Brano:
Ma non ho ereditato solo il guardaroba per tutti i giorni, magari! Mi sono beccata anche gli abiti di carnevale riciclati. Del resto, ai tempi miei, non si buttava via niente e quando i genitori compravano un costume lo prendevano bello grosso, da farci crescere dentro il pupo per almeno 3 anni, e poi passarlo agli sfortunati successori.
Nel nostro intoccabile baule delle meraviglie, tra coperte, centrini ed ammennicoli vari, venivano accuratamente conservati anche gli unici due abiti carnevaleschi acquistati molti anni prima per SorellaCole. C'erano la fatina e la spagnola.

Estratto dei dati:
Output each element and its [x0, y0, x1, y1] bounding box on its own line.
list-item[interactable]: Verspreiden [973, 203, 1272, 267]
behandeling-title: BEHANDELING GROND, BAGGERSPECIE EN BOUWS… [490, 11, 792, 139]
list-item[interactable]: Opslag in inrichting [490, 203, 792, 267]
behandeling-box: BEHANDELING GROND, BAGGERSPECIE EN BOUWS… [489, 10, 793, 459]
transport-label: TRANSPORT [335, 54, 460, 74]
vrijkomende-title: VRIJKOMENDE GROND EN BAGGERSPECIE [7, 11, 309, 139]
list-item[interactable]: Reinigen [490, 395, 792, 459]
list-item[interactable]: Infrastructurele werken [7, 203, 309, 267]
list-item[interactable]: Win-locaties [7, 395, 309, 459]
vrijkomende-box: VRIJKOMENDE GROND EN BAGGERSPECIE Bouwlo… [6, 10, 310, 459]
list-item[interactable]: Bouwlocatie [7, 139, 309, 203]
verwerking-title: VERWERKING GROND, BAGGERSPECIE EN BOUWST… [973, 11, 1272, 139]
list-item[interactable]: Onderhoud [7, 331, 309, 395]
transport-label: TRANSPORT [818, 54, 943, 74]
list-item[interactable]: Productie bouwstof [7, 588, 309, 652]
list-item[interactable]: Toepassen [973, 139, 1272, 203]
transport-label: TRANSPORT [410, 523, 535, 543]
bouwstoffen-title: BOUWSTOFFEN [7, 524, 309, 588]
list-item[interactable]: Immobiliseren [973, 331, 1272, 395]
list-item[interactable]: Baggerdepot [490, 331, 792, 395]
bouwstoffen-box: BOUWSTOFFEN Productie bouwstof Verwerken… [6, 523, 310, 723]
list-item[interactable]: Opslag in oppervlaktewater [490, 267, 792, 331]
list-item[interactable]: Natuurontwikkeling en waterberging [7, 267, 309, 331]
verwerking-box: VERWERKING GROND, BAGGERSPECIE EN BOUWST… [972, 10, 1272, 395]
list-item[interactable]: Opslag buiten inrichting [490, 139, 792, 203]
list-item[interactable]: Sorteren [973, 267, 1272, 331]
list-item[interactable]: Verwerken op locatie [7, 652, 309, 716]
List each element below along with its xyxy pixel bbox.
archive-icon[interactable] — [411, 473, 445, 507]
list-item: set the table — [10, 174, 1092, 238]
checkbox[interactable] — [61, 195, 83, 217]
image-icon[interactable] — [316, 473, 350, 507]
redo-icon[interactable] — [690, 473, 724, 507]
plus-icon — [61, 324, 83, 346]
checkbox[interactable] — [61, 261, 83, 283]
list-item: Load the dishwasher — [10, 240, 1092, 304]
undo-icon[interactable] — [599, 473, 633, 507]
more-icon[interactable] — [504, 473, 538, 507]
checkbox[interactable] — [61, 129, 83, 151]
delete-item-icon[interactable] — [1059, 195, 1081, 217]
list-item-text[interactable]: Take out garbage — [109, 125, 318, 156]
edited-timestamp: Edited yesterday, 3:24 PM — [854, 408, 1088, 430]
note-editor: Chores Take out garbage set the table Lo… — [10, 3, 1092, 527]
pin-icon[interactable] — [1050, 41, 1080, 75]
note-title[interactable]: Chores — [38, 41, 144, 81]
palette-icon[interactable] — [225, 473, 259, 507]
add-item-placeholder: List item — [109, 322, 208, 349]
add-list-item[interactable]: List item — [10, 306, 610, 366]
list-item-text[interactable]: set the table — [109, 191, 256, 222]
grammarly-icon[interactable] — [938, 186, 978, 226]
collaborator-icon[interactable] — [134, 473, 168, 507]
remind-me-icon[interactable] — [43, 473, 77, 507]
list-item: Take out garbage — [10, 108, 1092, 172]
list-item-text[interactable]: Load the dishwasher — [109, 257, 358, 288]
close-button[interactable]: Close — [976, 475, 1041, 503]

Esercizi da svolgere:
1/ Secondo il brano sui costumi di carnevale, quali erano i due abiti carnevaleschi conservati nel baule?
2/ Continua il brano sui costumi di carnevale ereditati, riprendendo subito dopo l'ultima frase.

Risposte per esercizio:
1/ La fatina e la spagnola.

2/
Io, ogni inverno, all'apertura rituale della cassapanca guardavo con bramosia e vacua speranza la bacchetta con la stella argentata, l'acciaccato cappello a punta, ed i metri di vaporoso tulle. Ma MammaCole, al motto di "Questo vestito è troppo vecchio e rovinato, meglio l'altro", si buttava sempre sulla cultura andalusa e sceglieva arbitrariamente di abbigliarmi da sfigatissima ballerina di flamenco.

Voi sapete cosa vuol dire essere travestita da spagnola? Le più "adulte" tra le mie lettrici probabilmente sì. Perché tra gli anni '70 ed '80 quel sobrio abitino carnevalesco fu un vero e proprio must. Pizzi e merletti neri, sparsi a profusione sopra un capolavoro d'eleganza rosso fuoco. Un orrore che non avrebbe messo neanche una Drag Queen cieca da un occhio!
Eppure, in realtà, il discreto abitino per me era il meno da sopportare! Ciò che mi disturbava maggiormente era il trucco. Mia madre e mia sorella mi braccavano in bagno fino a quando non mi rassegnavo a farmi conciare da battona iberica: litri di rimmel, strati e strati di matita, fard, rossetto e un bel neo finto a concludere l'opera.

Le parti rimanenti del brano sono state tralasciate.